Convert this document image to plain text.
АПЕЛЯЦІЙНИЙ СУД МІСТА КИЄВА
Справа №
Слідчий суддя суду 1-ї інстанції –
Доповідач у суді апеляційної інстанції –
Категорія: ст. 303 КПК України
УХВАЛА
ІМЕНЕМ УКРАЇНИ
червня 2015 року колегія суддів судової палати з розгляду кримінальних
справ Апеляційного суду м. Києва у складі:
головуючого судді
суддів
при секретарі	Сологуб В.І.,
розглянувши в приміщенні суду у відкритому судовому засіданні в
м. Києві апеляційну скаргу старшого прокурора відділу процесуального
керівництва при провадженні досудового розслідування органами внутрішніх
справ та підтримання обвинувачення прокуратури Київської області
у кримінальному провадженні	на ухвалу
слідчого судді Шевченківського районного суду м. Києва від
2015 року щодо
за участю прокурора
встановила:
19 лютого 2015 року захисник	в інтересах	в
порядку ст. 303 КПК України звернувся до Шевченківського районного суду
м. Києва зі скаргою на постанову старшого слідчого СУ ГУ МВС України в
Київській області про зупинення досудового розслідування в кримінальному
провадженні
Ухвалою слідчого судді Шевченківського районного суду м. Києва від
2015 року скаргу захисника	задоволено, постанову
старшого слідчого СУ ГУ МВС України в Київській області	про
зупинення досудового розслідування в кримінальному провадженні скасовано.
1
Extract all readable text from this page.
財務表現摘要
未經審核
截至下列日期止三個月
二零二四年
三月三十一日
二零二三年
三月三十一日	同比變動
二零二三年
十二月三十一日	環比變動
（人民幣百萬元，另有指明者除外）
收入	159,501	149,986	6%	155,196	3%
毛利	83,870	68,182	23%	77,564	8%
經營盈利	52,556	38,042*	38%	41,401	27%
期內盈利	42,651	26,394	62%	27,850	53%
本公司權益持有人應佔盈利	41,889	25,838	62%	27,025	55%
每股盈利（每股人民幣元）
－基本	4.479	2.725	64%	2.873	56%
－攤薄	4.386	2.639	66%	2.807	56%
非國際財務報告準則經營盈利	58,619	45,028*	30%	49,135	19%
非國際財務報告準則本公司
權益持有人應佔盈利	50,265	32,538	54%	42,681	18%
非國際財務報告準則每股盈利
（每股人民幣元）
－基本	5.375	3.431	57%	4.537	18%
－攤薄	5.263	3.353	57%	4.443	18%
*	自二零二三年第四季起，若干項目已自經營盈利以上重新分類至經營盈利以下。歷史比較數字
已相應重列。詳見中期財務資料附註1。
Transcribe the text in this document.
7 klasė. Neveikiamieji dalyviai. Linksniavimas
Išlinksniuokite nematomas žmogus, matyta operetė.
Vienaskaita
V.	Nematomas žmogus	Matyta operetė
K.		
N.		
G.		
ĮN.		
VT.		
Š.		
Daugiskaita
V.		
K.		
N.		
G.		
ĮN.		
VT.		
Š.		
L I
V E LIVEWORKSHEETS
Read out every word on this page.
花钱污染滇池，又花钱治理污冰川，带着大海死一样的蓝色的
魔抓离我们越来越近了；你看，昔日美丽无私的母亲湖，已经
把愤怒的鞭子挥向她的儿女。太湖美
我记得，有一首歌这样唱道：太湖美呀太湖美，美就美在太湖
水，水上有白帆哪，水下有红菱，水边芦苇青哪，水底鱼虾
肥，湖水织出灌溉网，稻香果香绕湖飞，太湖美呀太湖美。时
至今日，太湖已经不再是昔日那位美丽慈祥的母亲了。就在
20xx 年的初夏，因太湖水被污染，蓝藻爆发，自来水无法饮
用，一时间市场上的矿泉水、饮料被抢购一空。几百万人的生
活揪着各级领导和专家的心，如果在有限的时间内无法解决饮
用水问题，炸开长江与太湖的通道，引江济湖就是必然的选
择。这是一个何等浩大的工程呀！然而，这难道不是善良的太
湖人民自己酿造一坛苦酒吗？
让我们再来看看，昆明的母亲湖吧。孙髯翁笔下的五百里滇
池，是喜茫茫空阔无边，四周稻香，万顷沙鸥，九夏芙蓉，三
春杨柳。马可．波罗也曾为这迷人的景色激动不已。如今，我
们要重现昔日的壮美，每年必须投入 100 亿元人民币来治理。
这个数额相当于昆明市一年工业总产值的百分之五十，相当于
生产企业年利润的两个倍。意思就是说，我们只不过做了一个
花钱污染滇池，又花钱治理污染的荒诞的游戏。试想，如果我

_ _ _ _ _ _ _

Collect the complete line wherever the string "інстанції" appears in the records.

SOLUTION TO THIS TASK:
Слідчий суддя суду 1-ї інстанції –
Доповідач у суді апеляційної інстанції –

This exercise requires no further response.